▶ **Record excerpts**:
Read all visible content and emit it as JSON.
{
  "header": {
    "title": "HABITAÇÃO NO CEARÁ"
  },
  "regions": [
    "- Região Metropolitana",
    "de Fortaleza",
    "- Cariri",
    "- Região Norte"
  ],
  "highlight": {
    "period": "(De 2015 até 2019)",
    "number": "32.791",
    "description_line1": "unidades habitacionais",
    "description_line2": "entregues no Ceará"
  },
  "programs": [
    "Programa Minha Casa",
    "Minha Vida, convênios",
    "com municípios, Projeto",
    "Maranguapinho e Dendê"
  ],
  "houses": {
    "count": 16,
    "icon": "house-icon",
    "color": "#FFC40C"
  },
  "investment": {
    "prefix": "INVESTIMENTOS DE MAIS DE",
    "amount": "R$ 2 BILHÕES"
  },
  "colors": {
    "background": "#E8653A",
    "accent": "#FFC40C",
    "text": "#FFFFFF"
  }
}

▶ **Instruction**: Repeat every record, keeping each word and mark exactly as it is.

▶ **Response for this exercise**:
Read all visible content and emit it as JSON.
{
  "header": {
    "title": "HABITAÇÃO NO CEARÁ"
  },
  "regions": [
    "- Região Metropolitana",
    "de Fortaleza",
    "- Cariri",
    "- Região Norte"
  ],
  "highlight": {
    "period": "(De 2015 até 2019)",
    "number": "32.791",
    "description_line1": "unidades habitacionais",
    "description_line2": "entregues no Ceará"
  },
  "programs": [
    "Programa Minha Casa",
    "Minha Vida, convênios",
    "com municípios, Projeto",
    "Maranguapinho e Dendê"
  ],
  "houses": {
    "count": 16,
    "icon": "house-icon",
    "color": "#FFC40C"
  },
  "investment": {
    "prefix": "INVESTIMENTOS DE MAIS DE",
    "amount": "R$ 2 BILHÕES"
  },
  "colors": {
    "background": "#E8653A",
    "accent": "#FFC40C",
    "text": "#FFFFFF"
  }
}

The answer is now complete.